GIVEN EXERCISE: Sift the material for lines containing "Children", and return them.

EXTRACTED DATA:
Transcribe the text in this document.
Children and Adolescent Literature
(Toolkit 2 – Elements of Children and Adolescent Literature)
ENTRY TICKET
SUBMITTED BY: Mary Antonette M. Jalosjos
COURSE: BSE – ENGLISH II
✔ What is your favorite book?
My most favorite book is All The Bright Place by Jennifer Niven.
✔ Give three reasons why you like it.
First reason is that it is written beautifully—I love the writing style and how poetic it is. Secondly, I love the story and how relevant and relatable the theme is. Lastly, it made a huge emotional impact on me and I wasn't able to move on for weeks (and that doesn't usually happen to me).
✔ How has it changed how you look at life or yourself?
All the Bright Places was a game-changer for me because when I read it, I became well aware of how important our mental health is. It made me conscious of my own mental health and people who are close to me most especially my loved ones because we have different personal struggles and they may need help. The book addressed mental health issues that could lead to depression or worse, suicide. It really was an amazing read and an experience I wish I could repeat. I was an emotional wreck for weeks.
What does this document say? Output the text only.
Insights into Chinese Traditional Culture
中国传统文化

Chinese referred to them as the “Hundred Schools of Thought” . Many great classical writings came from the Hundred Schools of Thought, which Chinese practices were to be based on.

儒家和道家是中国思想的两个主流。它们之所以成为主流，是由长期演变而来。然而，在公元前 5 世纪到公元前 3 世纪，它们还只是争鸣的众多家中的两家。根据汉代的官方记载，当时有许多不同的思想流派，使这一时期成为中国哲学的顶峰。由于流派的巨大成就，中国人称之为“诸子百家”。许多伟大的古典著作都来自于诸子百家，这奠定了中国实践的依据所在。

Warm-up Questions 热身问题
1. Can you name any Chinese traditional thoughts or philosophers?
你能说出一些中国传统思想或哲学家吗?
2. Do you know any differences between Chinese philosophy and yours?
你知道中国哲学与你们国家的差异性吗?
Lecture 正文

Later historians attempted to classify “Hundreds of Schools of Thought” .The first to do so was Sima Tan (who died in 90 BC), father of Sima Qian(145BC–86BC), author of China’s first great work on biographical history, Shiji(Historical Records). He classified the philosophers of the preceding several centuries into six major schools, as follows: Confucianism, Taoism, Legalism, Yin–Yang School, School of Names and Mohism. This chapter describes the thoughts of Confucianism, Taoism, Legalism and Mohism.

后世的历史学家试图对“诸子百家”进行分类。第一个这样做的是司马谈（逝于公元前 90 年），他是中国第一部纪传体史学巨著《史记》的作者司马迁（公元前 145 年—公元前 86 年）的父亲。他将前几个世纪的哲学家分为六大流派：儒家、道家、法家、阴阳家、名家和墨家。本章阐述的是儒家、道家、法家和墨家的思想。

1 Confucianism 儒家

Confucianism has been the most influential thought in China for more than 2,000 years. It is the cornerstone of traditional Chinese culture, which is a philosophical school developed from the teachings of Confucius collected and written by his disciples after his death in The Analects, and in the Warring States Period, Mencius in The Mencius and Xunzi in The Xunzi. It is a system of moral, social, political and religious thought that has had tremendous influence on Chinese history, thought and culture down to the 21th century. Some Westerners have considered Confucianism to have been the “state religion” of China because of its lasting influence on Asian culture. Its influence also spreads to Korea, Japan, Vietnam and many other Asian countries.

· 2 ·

SOLUTION TO THE PROBLEM:
Children and Adolescent Literature
(Toolkit 2 – Elements of Children and Adolescent Literature)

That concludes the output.